# [What this task involves]
Look through the material below for "Hudáková". Copy every line that contains it.

────────────────

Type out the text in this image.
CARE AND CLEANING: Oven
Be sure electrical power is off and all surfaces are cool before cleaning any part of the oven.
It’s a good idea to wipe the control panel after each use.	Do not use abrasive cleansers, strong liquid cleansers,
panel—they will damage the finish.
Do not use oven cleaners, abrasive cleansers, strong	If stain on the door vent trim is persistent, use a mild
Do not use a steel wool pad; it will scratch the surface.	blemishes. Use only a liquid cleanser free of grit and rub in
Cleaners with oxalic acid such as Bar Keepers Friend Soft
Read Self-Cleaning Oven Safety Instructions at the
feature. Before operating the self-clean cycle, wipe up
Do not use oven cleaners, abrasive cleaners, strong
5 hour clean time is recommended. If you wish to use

────────────────

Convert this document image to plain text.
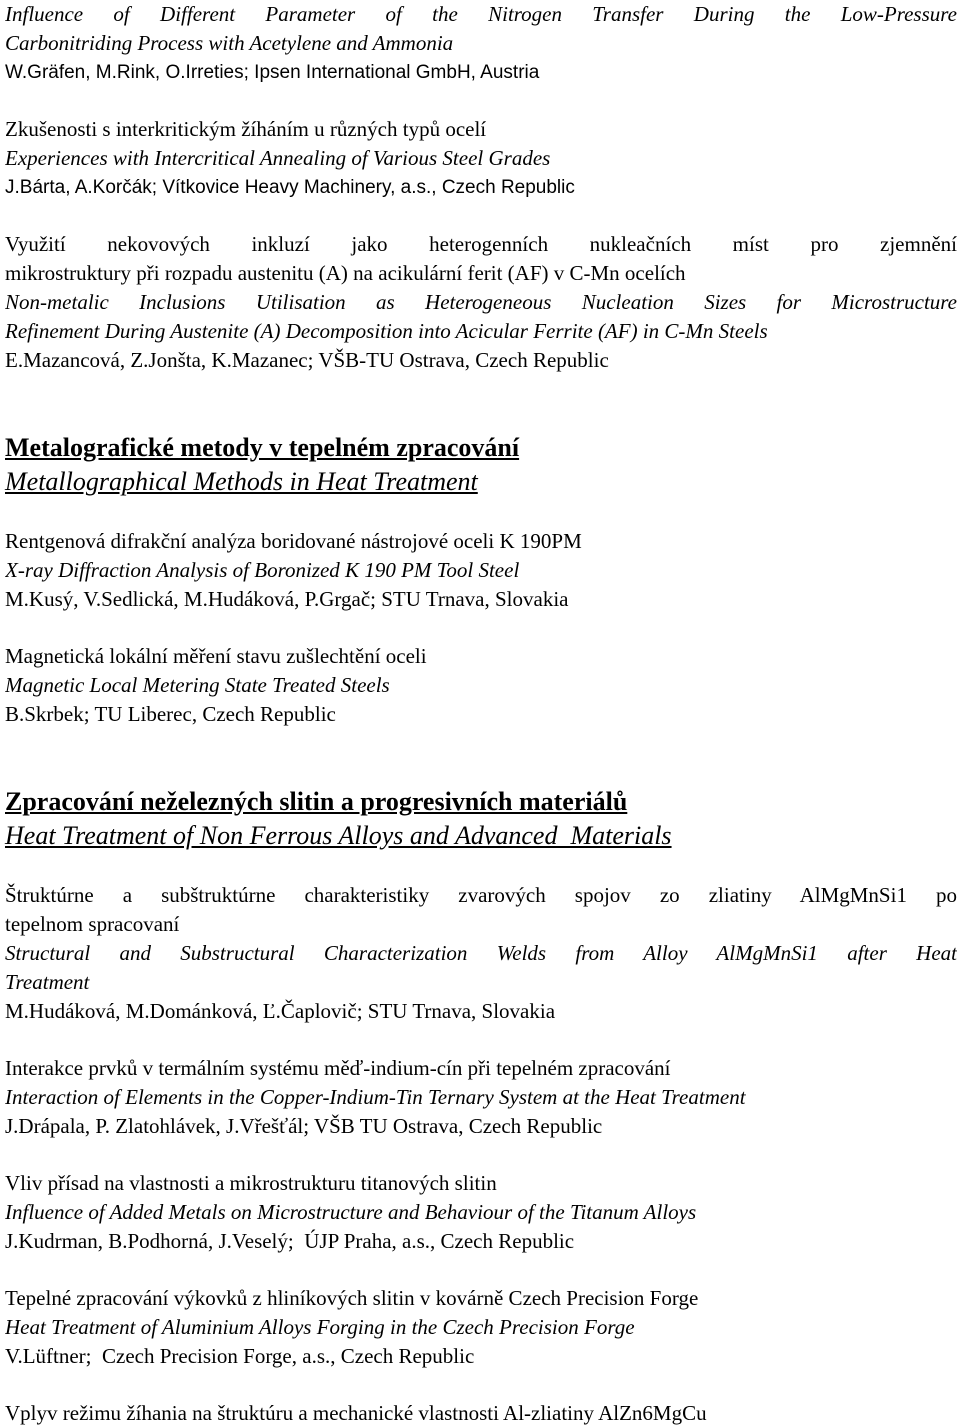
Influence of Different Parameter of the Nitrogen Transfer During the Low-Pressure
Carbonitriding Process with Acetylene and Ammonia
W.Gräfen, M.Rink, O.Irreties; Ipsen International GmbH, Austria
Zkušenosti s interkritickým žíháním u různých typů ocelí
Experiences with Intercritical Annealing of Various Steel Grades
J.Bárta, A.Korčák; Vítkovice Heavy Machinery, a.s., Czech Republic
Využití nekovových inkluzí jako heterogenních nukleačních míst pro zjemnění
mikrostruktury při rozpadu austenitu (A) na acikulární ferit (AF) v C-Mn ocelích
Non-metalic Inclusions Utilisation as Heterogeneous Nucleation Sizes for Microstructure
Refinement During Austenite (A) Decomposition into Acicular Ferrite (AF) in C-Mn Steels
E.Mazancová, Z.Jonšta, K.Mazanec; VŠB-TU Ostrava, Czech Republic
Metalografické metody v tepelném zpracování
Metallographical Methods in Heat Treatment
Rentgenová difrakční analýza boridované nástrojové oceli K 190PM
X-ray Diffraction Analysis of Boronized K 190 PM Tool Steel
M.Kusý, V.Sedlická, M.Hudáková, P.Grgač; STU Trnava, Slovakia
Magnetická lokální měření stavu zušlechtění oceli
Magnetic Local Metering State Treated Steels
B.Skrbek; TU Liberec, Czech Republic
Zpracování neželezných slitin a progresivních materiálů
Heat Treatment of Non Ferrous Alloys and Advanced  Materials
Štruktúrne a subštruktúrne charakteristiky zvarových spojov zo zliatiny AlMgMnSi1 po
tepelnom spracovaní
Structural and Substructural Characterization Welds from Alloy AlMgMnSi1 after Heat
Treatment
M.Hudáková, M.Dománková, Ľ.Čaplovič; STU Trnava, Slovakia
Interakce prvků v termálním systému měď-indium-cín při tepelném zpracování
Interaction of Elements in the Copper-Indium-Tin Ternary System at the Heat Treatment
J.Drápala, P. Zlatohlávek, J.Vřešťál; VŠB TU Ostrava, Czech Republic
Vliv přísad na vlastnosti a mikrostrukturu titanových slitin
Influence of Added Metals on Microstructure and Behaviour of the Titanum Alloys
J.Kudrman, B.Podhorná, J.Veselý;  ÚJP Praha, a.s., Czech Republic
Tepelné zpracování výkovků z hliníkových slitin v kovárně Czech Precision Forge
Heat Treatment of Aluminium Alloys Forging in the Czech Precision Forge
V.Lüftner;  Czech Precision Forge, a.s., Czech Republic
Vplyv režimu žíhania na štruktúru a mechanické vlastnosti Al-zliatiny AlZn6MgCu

────────────────

# [Task output]
M.Kusý, V.Sedlická, M.Hudáková, P.Grgač; STU Trnava, Slovakia
M.Hudáková, M.Dománková, Ľ.Čaplovič; STU Trnava, Slovakia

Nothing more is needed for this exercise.